● INFORMATION GIVEN:
+++
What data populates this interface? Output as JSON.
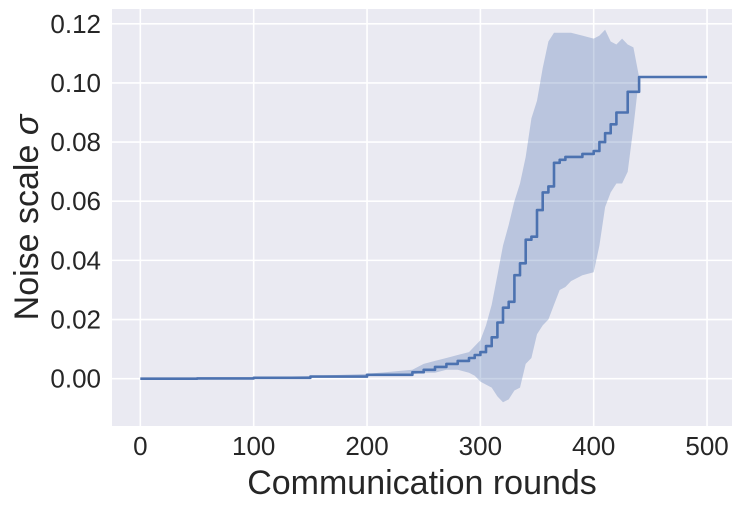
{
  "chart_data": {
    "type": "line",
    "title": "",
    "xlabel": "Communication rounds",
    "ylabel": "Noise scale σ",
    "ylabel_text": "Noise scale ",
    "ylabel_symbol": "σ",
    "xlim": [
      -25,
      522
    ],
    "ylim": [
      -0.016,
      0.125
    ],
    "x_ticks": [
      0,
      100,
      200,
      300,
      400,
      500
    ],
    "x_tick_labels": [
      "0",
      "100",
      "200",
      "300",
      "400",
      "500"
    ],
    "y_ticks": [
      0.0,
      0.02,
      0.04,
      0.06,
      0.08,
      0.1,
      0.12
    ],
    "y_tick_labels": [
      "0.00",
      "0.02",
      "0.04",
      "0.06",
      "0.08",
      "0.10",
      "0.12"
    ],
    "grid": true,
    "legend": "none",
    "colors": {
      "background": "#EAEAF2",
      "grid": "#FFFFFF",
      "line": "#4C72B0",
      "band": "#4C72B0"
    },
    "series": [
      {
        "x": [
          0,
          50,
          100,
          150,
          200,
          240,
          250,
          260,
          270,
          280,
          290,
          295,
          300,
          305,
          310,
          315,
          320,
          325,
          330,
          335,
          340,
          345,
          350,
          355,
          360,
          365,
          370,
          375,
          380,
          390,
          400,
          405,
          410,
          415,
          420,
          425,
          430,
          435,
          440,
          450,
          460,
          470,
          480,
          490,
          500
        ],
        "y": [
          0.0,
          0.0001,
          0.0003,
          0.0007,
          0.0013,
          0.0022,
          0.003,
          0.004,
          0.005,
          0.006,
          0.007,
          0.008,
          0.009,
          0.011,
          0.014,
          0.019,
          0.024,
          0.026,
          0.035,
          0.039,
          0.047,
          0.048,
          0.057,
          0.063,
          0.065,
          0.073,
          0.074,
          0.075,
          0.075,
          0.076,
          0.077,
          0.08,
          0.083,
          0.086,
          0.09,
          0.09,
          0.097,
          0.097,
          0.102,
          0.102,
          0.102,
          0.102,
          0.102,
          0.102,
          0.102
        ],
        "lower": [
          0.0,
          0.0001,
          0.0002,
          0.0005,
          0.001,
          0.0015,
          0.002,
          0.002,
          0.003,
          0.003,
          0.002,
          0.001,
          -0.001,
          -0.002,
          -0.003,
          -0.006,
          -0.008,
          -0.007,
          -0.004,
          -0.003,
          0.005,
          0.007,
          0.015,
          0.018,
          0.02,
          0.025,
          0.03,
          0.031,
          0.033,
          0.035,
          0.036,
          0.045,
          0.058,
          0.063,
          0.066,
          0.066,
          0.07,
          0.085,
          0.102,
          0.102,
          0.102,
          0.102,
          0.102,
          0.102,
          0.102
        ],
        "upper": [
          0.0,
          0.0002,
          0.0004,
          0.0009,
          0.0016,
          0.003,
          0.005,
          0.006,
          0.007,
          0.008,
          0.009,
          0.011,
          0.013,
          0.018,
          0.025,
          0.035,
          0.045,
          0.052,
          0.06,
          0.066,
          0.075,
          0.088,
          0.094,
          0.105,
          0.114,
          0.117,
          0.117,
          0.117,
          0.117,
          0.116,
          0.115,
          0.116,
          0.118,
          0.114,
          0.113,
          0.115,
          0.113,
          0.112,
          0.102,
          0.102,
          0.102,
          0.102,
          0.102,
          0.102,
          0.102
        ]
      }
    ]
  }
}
+++
● YOUR OBJECTIVE: Every record above should be written out again exactly; the pictures stay out of the copy.

● REPLY TO THE EXERCISE:
What data populates this interface? Output as JSON.
{
  "chart_data": {
    "type": "line",
    "title": "",
    "xlabel": "Communication rounds",
    "ylabel": "Noise scale σ",
    "ylabel_text": "Noise scale ",
    "ylabel_symbol": "σ",
    "xlim": [
      -25,
      522
    ],
    "ylim": [
      -0.016,
      0.125
    ],
    "x_ticks": [
      0,
      100,
      200,
      300,
      400,
      500
    ],
    "x_tick_labels": [
      "0",
      "100",
      "200",
      "300",
      "400",
      "500"
    ],
    "y_ticks": [
      0.0,
      0.02,
      0.04,
      0.06,
      0.08,
      0.1,
      0.12
    ],
    "y_tick_labels": [
      "0.00",
      "0.02",
      "0.04",
      "0.06",
      "0.08",
      "0.10",
      "0.12"
    ],
    "grid": true,
    "legend": "none",
    "colors": {
      "background": "#EAEAF2",
      "grid": "#FFFFFF",
      "line": "#4C72B0",
      "band": "#4C72B0"
    },
    "series": [
      {
        "x": [
          0,
          50,
          100,
          150,
          200,
          240,
          250,
          260,
          270,
          280,
          290,
          295,
          300,
          305,
          310,
          315,
          320,
          325,
          330,
          335,
          340,
          345,
          350,
          355,
          360,
          365,
          370,
          375,
          380,
          390,
          400,
          405,
          410,
          415,
          420,
          425,
          430,
          435,
          440,
          450,
          460,
          470,
          480,
          490,
          500
        ],
        "y": [
          0.0,
          0.0001,
          0.0003,
          0.0007,
          0.0013,
          0.0022,
          0.003,
          0.004,
          0.005,
          0.006,
          0.007,
          0.008,
          0.009,
          0.011,
          0.014,
          0.019,
          0.024,
          0.026,
          0.035,
          0.039,
          0.047,
          0.048,
          0.057,
          0.063,
          0.065,
          0.073,
          0.074,
          0.075,
          0.075,
          0.076,
          0.077,
          0.08,
          0.083,
          0.086,
          0.09,
          0.09,
          0.097,
          0.097,
          0.102,
          0.102,
          0.102,
          0.102,
          0.102,
          0.102,
          0.102
        ],
        "lower": [
          0.0,
          0.0001,
          0.0002,
          0.0005,
          0.001,
          0.0015,
          0.002,
          0.002,
          0.003,
          0.003,
          0.002,
          0.001,
          -0.001,
          -0.002,
          -0.003,
          -0.006,
          -0.008,
          -0.007,
          -0.004,
          -0.003,
          0.005,
          0.007,
          0.015,
          0.018,
          0.02,
          0.025,
          0.03,
          0.031,
          0.033,
          0.035,
          0.036,
          0.045,
          0.058,
          0.063,
          0.066,
          0.066,
          0.07,
          0.085,
          0.102,
          0.102,
          0.102,
          0.102,
          0.102,
          0.102,
          0.102
        ],
        "upper": [
          0.0,
          0.0002,
          0.0004,
          0.0009,
          0.0016,
          0.003,
          0.005,
          0.006,
          0.007,
          0.008,
          0.009,
          0.011,
          0.013,
          0.018,
          0.025,
          0.035,
          0.045,
          0.052,
          0.06,
          0.066,
          0.075,
          0.088,
          0.094,
          0.105,
          0.114,
          0.117,
          0.117,
          0.117,
          0.117,
          0.116,
          0.115,
          0.116,
          0.118,
          0.114,
          0.113,
          0.115,
          0.113,
          0.112,
          0.102,
          0.102,
          0.102,
          0.102,
          0.102,
          0.102,
          0.102
        ]
      }
    ]
  }
}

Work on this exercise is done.